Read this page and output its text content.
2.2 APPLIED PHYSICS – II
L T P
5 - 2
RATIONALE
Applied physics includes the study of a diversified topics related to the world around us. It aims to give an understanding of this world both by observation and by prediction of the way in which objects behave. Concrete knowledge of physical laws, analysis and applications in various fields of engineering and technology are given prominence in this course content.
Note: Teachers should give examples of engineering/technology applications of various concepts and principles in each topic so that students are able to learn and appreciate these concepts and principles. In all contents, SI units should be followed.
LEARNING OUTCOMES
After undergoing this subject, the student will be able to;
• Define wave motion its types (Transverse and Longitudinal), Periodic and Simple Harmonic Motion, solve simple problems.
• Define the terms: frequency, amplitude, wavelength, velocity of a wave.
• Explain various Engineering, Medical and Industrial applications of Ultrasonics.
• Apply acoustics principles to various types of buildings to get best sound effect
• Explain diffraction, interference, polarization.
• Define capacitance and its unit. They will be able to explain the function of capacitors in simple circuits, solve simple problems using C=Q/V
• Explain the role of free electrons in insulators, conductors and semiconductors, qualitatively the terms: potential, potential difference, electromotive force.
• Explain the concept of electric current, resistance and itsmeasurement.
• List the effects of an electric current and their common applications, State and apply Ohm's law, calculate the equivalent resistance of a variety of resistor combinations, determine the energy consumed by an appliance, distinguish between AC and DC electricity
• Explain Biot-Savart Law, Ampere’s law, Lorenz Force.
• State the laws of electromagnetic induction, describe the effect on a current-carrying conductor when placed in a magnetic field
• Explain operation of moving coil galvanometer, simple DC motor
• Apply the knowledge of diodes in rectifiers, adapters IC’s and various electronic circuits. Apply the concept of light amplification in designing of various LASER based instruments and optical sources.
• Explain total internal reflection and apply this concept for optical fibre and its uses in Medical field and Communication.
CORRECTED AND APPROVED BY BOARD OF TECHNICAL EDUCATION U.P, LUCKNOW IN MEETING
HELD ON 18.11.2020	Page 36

= What you need to do =
Reproduce all data above, unchanged.

= The output =
Read this page and output its text content.
2.2 APPLIED PHYSICS – II
L T P
5 - 2
RATIONALE
Applied physics includes the study of a diversified topics related to the world around us. It aims to give an understanding of this world both by observation and by prediction of the way in which objects behave. Concrete knowledge of physical laws, analysis and applications in various fields of engineering and technology are given prominence in this course content.
Note: Teachers should give examples of engineering/technology applications of various concepts and principles in each topic so that students are able to learn and appreciate these concepts and principles. In all contents, SI units should be followed.
LEARNING OUTCOMES
After undergoing this subject, the student will be able to;
• Define wave motion its types (Transverse and Longitudinal), Periodic and Simple Harmonic Motion, solve simple problems.
• Define the terms: frequency, amplitude, wavelength, velocity of a wave.
• Explain various Engineering, Medical and Industrial applications of Ultrasonics.
• Apply acoustics principles to various types of buildings to get best sound effect
• Explain diffraction, interference, polarization.
• Define capacitance and its unit. They will be able to explain the function of capacitors in simple circuits, solve simple problems using C=Q/V
• Explain the role of free electrons in insulators, conductors and semiconductors, qualitatively the terms: potential, potential difference, electromotive force.
• Explain the concept of electric current, resistance and itsmeasurement.
• List the effects of an electric current and their common applications, State and apply Ohm's law, calculate the equivalent resistance of a variety of resistor combinations, determine the energy consumed by an appliance, distinguish between AC and DC electricity
• Explain Biot-Savart Law, Ampere’s law, Lorenz Force.
• State the laws of electromagnetic induction, describe the effect on a current-carrying conductor when placed in a magnetic field
• Explain operation of moving coil galvanometer, simple DC motor
• Apply the knowledge of diodes in rectifiers, adapters IC’s and various electronic circuits. Apply the concept of light amplification in designing of various LASER based instruments and optical sources.
• Explain total internal reflection and apply this concept for optical fibre and its uses in Medical field and Communication.
CORRECTED AND APPROVED BY BOARD OF TECHNICAL EDUCATION U.P, LUCKNOW IN MEETING
HELD ON 18.11.2020	Page 36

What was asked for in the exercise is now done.